> **Source data**:
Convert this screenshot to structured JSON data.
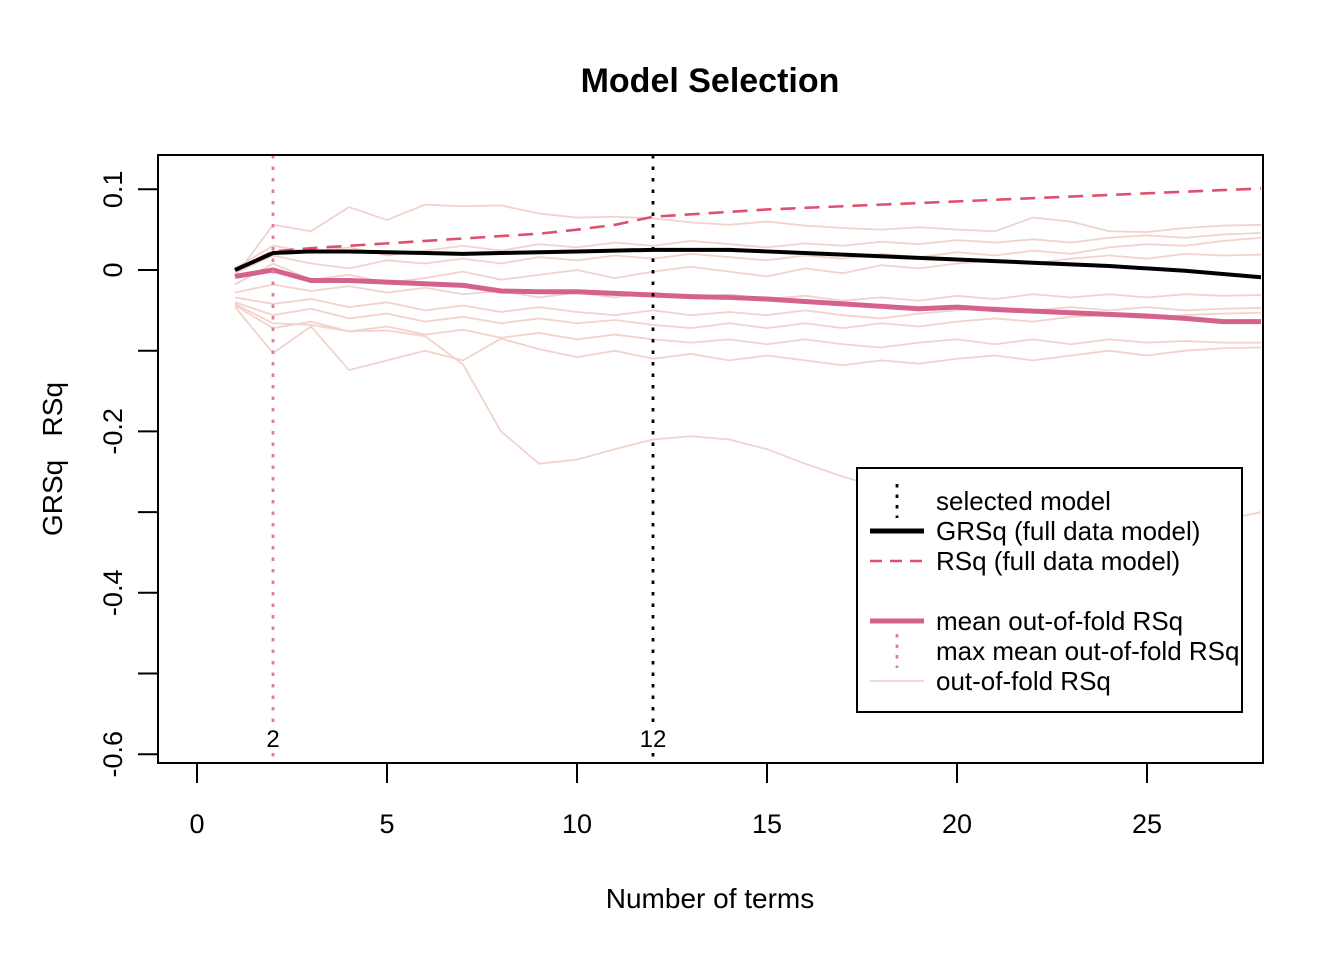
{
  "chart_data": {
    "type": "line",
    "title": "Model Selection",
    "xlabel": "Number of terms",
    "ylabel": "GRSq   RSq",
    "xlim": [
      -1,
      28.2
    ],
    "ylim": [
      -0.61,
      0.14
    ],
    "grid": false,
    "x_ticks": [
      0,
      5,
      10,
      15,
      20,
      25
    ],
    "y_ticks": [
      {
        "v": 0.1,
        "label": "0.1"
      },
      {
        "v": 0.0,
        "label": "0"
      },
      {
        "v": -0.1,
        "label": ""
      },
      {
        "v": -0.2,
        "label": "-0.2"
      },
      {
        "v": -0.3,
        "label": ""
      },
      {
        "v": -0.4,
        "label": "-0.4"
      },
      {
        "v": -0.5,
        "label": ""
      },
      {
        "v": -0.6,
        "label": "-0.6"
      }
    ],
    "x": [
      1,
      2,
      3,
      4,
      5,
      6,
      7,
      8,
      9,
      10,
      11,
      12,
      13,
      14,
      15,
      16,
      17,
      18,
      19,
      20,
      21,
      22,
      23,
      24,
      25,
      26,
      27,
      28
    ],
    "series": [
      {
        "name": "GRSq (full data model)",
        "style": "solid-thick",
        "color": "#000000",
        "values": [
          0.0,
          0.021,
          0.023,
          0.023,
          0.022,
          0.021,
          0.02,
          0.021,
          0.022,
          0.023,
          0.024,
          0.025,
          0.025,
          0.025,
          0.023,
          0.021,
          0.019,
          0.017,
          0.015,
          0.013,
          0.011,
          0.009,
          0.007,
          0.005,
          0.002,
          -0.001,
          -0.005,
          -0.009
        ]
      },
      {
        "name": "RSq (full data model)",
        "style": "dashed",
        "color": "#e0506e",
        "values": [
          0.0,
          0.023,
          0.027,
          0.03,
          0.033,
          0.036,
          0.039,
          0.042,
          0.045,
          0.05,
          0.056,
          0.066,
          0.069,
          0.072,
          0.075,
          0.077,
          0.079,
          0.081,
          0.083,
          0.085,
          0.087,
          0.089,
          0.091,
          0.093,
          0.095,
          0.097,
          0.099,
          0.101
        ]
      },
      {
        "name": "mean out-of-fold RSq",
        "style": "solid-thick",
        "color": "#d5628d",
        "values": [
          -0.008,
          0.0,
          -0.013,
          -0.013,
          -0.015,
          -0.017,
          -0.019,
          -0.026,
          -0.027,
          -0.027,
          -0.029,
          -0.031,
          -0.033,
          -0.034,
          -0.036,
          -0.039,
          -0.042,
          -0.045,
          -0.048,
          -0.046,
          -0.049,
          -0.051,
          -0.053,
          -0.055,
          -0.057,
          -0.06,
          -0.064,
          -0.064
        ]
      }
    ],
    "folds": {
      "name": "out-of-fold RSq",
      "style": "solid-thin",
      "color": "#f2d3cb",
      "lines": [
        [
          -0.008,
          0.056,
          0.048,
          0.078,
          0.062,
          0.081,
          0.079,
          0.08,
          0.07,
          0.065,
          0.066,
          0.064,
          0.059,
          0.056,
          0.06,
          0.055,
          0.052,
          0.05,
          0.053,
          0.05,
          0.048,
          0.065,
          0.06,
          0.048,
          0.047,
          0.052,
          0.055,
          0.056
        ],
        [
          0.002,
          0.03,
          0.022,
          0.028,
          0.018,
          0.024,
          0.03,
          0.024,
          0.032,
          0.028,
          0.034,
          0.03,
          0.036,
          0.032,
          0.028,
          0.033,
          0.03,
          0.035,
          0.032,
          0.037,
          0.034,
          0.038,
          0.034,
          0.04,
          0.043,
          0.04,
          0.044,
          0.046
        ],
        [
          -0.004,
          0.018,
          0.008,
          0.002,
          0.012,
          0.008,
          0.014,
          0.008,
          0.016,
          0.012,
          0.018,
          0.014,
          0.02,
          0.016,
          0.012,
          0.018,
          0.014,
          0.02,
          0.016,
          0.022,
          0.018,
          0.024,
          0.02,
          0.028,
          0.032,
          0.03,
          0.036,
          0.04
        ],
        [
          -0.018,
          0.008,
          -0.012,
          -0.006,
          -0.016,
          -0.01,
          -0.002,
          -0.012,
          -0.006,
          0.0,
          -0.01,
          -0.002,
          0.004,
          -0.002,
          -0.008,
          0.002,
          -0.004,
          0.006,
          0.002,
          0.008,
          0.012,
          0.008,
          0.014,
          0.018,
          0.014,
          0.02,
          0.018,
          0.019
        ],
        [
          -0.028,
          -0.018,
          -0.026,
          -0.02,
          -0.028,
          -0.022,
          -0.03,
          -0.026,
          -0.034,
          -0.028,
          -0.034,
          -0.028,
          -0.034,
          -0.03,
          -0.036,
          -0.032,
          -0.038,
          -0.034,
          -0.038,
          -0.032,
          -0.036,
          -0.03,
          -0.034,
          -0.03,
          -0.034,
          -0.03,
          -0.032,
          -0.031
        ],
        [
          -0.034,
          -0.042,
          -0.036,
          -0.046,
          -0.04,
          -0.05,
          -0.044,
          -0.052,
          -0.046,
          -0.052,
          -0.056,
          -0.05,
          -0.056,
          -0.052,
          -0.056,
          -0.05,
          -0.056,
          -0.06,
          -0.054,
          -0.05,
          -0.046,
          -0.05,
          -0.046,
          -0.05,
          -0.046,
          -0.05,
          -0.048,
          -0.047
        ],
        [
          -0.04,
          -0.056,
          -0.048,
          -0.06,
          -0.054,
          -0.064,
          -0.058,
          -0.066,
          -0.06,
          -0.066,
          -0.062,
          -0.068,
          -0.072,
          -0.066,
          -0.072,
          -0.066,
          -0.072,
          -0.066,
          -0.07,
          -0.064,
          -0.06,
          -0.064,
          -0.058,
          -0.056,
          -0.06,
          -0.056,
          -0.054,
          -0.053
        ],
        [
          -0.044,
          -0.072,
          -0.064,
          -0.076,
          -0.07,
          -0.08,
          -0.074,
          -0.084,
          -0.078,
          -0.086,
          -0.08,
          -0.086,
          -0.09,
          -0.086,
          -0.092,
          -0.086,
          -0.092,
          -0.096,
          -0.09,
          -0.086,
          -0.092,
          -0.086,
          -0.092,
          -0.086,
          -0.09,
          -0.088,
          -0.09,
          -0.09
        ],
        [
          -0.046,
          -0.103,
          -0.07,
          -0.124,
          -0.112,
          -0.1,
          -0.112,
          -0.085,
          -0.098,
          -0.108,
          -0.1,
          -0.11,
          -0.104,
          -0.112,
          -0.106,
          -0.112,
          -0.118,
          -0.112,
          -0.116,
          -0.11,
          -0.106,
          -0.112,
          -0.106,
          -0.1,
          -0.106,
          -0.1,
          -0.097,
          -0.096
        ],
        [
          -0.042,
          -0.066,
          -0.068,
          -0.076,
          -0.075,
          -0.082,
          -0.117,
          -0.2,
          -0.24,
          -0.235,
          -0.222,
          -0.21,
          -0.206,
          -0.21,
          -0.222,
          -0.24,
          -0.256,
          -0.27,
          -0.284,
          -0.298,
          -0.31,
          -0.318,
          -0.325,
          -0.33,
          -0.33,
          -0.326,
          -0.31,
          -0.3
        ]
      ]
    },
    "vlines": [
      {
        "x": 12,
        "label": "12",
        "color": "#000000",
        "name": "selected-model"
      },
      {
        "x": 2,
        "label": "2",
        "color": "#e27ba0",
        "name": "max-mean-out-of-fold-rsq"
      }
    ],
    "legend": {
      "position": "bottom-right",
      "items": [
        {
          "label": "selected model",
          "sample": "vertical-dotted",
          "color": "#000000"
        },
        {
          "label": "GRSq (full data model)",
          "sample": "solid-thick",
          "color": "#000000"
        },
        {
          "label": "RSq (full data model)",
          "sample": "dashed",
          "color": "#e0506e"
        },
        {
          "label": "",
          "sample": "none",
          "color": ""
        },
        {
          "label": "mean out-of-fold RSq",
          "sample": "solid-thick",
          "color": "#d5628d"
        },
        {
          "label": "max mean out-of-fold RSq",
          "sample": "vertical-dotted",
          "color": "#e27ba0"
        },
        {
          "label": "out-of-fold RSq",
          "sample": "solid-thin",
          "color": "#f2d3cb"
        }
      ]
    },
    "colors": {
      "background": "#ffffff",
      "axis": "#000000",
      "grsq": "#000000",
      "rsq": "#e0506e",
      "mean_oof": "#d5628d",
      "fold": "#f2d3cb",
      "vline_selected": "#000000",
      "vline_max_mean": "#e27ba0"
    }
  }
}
...
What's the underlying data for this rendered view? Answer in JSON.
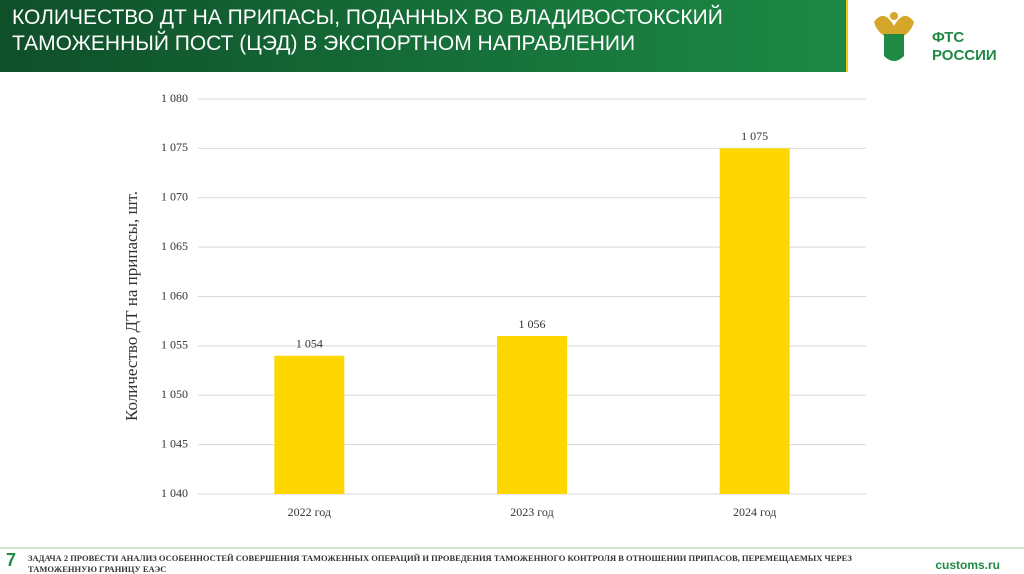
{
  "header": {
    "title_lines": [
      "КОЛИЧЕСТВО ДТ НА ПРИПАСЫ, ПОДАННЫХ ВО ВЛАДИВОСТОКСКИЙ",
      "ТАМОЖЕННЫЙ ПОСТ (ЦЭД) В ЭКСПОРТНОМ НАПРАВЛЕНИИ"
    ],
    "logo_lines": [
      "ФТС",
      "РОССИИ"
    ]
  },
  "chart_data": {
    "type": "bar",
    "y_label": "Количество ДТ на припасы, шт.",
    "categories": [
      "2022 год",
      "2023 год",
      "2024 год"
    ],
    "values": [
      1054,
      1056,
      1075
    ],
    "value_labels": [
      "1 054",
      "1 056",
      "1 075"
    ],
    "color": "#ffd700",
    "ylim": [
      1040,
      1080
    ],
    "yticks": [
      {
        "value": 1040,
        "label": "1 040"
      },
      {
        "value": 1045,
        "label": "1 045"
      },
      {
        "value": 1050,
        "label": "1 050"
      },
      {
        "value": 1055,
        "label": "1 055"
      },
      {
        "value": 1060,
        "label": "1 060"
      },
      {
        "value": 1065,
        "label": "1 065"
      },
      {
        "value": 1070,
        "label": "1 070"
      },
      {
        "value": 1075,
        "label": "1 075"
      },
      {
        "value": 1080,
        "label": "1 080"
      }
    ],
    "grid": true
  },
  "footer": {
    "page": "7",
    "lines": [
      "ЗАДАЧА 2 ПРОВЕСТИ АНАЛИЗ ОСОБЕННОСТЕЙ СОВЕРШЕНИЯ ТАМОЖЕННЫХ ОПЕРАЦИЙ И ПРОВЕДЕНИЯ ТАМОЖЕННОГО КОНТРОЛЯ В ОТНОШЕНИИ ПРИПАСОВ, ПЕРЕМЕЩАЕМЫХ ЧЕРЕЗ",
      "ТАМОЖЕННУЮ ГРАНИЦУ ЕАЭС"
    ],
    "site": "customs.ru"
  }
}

> **What the task asks**: Going through the entries above line by line, work out how many lines include the word "full". Only the number is required.

> **Solution for this problem**: 4